___ THE INPUT ___

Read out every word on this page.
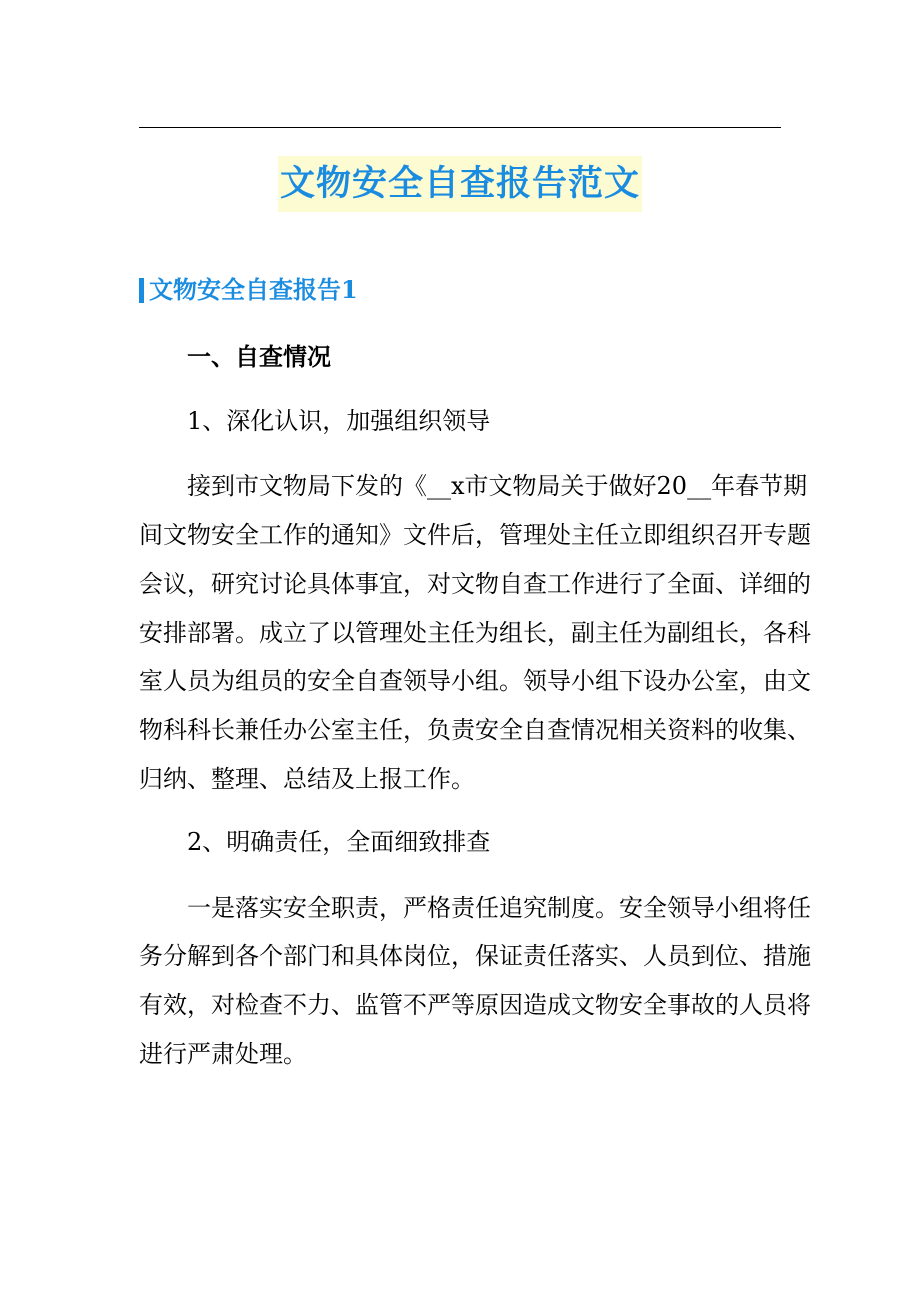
文物安全自查报告范文
文物安全自查报告1
一、自查情况
1、深化认识，加强组织领导
接到市文物局下发的《__x市文物局关于做好20__年春节期
间文物安全工作的通知》文件后，管理处主任立即组织召开专题
会议，研究讨论具体事宜，对文物自查工作进行了全面、详细的
安排部署。成立了以管理处主任为组长，副主任为副组长，各科
室人员为组员的安全自查领导小组。领导小组下设办公室，由文
物科科长兼任办公室主任，负责安全自查情况相关资料的收集、
归纳、整理、总结及上报工作。
2、明确责任，全面细致排查
一是落实安全职责，严格责任追究制度。安全领导小组将任
务分解到各个部门和具体岗位，保证责任落实、人员到位、措施
有效，对检查不力、监管不严等原因造成文物安全事故的人员将
进行严肃处理。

___

Reproduce every entry word for word, but omit the pictures.

Read out every word on this page.
文物安全自查报告范文
文物安全自查报告1
一、自查情况
1、深化认识，加强组织领导
接到市文物局下发的《__x市文物局关于做好20__年春节期
间文物安全工作的通知》文件后，管理处主任立即组织召开专题
会议，研究讨论具体事宜，对文物自查工作进行了全面、详细的
安排部署。成立了以管理处主任为组长，副主任为副组长，各科
室人员为组员的安全自查领导小组。领导小组下设办公室，由文
物科科长兼任办公室主任，负责安全自查情况相关资料的收集、
归纳、整理、总结及上报工作。
2、明确责任，全面细致排查
一是落实安全职责，严格责任追究制度。安全领导小组将任
务分解到各个部门和具体岗位，保证责任落实、人员到位、措施
有效，对检查不力、监管不严等原因造成文物安全事故的人员将
进行严肃处理。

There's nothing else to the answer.